** WORK REQUIRED **
Copy out the listing exactly.

** GIVEN DATA **
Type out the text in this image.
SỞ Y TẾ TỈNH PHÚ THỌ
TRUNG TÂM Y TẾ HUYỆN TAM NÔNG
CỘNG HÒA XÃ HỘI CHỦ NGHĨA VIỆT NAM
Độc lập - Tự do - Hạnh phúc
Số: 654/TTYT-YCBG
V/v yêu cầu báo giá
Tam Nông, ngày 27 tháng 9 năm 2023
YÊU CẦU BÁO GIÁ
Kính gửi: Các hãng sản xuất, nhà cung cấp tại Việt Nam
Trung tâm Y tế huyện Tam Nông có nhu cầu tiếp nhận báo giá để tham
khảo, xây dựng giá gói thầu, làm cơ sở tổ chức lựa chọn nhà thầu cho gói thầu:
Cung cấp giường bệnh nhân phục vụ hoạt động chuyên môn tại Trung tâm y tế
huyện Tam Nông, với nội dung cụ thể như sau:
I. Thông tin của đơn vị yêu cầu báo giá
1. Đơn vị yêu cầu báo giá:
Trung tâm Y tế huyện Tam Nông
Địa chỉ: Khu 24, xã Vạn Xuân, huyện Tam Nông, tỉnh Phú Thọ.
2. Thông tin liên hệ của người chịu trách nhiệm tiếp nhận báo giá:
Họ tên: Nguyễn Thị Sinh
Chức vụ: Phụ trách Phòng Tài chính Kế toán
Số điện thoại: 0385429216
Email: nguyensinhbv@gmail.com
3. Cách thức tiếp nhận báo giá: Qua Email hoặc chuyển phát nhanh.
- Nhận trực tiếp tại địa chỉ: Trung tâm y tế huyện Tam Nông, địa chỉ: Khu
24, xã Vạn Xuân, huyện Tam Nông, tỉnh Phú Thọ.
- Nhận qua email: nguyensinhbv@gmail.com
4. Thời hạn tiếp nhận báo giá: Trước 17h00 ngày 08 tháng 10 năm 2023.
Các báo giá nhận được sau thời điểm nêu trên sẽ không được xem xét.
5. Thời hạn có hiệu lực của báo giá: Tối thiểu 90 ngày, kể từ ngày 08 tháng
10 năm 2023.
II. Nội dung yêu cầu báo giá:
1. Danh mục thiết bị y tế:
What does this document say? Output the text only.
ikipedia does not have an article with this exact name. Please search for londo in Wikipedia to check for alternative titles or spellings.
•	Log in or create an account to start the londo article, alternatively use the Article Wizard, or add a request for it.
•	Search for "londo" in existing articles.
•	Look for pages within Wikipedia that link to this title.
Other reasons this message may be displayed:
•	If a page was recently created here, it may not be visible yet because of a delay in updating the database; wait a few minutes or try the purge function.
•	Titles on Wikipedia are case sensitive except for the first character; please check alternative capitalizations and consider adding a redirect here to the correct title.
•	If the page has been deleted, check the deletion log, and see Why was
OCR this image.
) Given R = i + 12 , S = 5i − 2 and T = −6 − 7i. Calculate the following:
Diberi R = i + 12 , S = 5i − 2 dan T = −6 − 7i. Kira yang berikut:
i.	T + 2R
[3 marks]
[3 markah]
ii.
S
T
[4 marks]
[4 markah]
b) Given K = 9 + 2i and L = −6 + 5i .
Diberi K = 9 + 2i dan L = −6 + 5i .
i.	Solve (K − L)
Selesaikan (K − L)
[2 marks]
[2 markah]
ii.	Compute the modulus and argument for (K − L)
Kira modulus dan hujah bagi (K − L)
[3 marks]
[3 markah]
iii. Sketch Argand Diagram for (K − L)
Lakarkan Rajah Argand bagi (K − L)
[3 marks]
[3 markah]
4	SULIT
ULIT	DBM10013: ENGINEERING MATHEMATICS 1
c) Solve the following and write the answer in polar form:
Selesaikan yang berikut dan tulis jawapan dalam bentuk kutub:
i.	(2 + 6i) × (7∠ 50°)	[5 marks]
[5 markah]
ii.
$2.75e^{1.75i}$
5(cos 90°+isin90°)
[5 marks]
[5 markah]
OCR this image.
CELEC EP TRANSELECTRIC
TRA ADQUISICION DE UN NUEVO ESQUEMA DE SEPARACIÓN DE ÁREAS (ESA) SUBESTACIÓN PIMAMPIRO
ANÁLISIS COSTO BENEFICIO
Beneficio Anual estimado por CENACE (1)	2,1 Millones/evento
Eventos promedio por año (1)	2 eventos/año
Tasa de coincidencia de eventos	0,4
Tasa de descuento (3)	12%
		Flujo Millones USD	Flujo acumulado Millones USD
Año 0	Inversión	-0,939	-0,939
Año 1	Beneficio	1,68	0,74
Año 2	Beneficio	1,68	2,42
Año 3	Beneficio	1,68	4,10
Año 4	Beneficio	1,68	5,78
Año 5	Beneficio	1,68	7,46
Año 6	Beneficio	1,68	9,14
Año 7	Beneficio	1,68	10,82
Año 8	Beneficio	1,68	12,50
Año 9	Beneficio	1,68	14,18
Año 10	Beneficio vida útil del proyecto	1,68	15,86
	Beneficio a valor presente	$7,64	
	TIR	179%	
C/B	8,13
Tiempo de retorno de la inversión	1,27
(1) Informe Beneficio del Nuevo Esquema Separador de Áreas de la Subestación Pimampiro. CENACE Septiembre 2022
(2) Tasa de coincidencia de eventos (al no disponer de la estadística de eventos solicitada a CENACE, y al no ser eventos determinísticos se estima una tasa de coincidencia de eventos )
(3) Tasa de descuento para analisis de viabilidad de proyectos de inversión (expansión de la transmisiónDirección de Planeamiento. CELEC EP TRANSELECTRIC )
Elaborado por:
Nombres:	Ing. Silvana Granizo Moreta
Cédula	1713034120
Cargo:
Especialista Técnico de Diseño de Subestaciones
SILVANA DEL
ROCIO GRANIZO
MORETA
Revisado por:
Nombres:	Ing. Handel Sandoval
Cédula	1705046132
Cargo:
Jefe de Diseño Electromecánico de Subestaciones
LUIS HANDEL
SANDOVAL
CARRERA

** REPLY TO THE TASK **
Type out the text in this image.
SỞ Y TẾ TỈNH PHÚ THỌ
TRUNG TÂM Y TẾ HUYỆN TAM NÔNG
CỘNG HÒA XÃ HỘI CHỦ NGHĨA VIỆT NAM
Độc lập - Tự do - Hạnh phúc
Số: 654/TTYT-YCBG
V/v yêu cầu báo giá
Tam Nông, ngày 27 tháng 9 năm 2023
YÊU CẦU BÁO GIÁ
Kính gửi: Các hãng sản xuất, nhà cung cấp tại Việt Nam
Trung tâm Y tế huyện Tam Nông có nhu cầu tiếp nhận báo giá để tham
khảo, xây dựng giá gói thầu, làm cơ sở tổ chức lựa chọn nhà thầu cho gói thầu:
Cung cấp giường bệnh nhân phục vụ hoạt động chuyên môn tại Trung tâm y tế
huyện Tam Nông, với nội dung cụ thể như sau:
I. Thông tin của đơn vị yêu cầu báo giá
1. Đơn vị yêu cầu báo giá:
Trung tâm Y tế huyện Tam Nông
Địa chỉ: Khu 24, xã Vạn Xuân, huyện Tam Nông, tỉnh Phú Thọ.
2. Thông tin liên hệ của người chịu trách nhiệm tiếp nhận báo giá:
Họ tên: Nguyễn Thị Sinh
Chức vụ: Phụ trách Phòng Tài chính Kế toán
Số điện thoại: 0385429216
Email: nguyensinhbv@gmail.com
3. Cách thức tiếp nhận báo giá: Qua Email hoặc chuyển phát nhanh.
- Nhận trực tiếp tại địa chỉ: Trung tâm y tế huyện Tam Nông, địa chỉ: Khu
24, xã Vạn Xuân, huyện Tam Nông, tỉnh Phú Thọ.
- Nhận qua email: nguyensinhbv@gmail.com
4. Thời hạn tiếp nhận báo giá: Trước 17h00 ngày 08 tháng 10 năm 2023.
Các báo giá nhận được sau thời điểm nêu trên sẽ không được xem xét.
5. Thời hạn có hiệu lực của báo giá: Tối thiểu 90 ngày, kể từ ngày 08 tháng
10 năm 2023.
II. Nội dung yêu cầu báo giá:
1. Danh mục thiết bị y tế:
What does this document say? Output the text only.
ikipedia does not have an article with this exact name. Please search for londo in Wikipedia to check for alternative titles or spellings.
•	Log in or create an account to start the londo article, alternatively use the Article Wizard, or add a request for it.
•	Search for "londo" in existing articles.
•	Look for pages within Wikipedia that link to this title.
Other reasons this message may be displayed:
•	If a page was recently created here, it may not be visible yet because of a delay in updating the database; wait a few minutes or try the purge function.
•	Titles on Wikipedia are case sensitive except for the first character; please check alternative capitalizations and consider adding a redirect here to the correct title.
•	If the page has been deleted, check the deletion log, and see Why was
OCR this image.
) Given R = i + 12 , S = 5i − 2 and T = −6 − 7i. Calculate the following:
Diberi R = i + 12 , S = 5i − 2 dan T = −6 − 7i. Kira yang berikut:
i.	T + 2R
[3 marks]
[3 markah]
ii.
S
T
[4 marks]
[4 markah]
b) Given K = 9 + 2i and L = −6 + 5i .
Diberi K = 9 + 2i dan L = −6 + 5i .
i.	Solve (K − L)
Selesaikan (K − L)
[2 marks]
[2 markah]
ii.	Compute the modulus and argument for (K − L)
Kira modulus dan hujah bagi (K − L)
[3 marks]
[3 markah]
iii. Sketch Argand Diagram for (K − L)
Lakarkan Rajah Argand bagi (K − L)
[3 marks]
[3 markah]
4	SULIT
ULIT	DBM10013: ENGINEERING MATHEMATICS 1
c) Solve the following and write the answer in polar form:
Selesaikan yang berikut dan tulis jawapan dalam bentuk kutub:
i.	(2 + 6i) × (7∠ 50°)	[5 marks]
[5 markah]
ii.
$2.75e^{1.75i}$
5(cos 90°+isin90°)
[5 marks]
[5 markah]
OCR this image.
CELEC EP TRANSELECTRIC
TRA ADQUISICION DE UN NUEVO ESQUEMA DE SEPARACIÓN DE ÁREAS (ESA) SUBESTACIÓN PIMAMPIRO
ANÁLISIS COSTO BENEFICIO
Beneficio Anual estimado por CENACE (1)	2,1 Millones/evento
Eventos promedio por año (1)	2 eventos/año
Tasa de coincidencia de eventos	0,4
Tasa de descuento (3)	12%
		Flujo Millones USD	Flujo acumulado Millones USD
Año 0	Inversión	-0,939	-0,939
Año 1	Beneficio	1,68	0,74
Año 2	Beneficio	1,68	2,42
Año 3	Beneficio	1,68	4,10
Año 4	Beneficio	1,68	5,78
Año 5	Beneficio	1,68	7,46
Año 6	Beneficio	1,68	9,14
Año 7	Beneficio	1,68	10,82
Año 8	Beneficio	1,68	12,50
Año 9	Beneficio	1,68	14,18
Año 10	Beneficio vida útil del proyecto	1,68	15,86
	Beneficio a valor presente	$7,64	
	TIR	179%	
C/B	8,13
Tiempo de retorno de la inversión	1,27
(1) Informe Beneficio del Nuevo Esquema Separador de Áreas de la Subestación Pimampiro. CENACE Septiembre 2022
(2) Tasa de coincidencia de eventos (al no disponer de la estadística de eventos solicitada a CENACE, y al no ser eventos determinísticos se estima una tasa de coincidencia de eventos )
(3) Tasa de descuento para analisis de viabilidad de proyectos de inversión (expansión de la transmisiónDirección de Planeamiento. CELEC EP TRANSELECTRIC )
Elaborado por:
Nombres:	Ing. Silvana Granizo Moreta
Cédula	1713034120
Cargo:
Especialista Técnico de Diseño de Subestaciones
SILVANA DEL
ROCIO GRANIZO
MORETA
Revisado por:
Nombres:	Ing. Handel Sandoval
Cédula	1705046132
Cargo:
Jefe de Diseño Electromecánico de Subestaciones
LUIS HANDEL
SANDOVAL
CARRERA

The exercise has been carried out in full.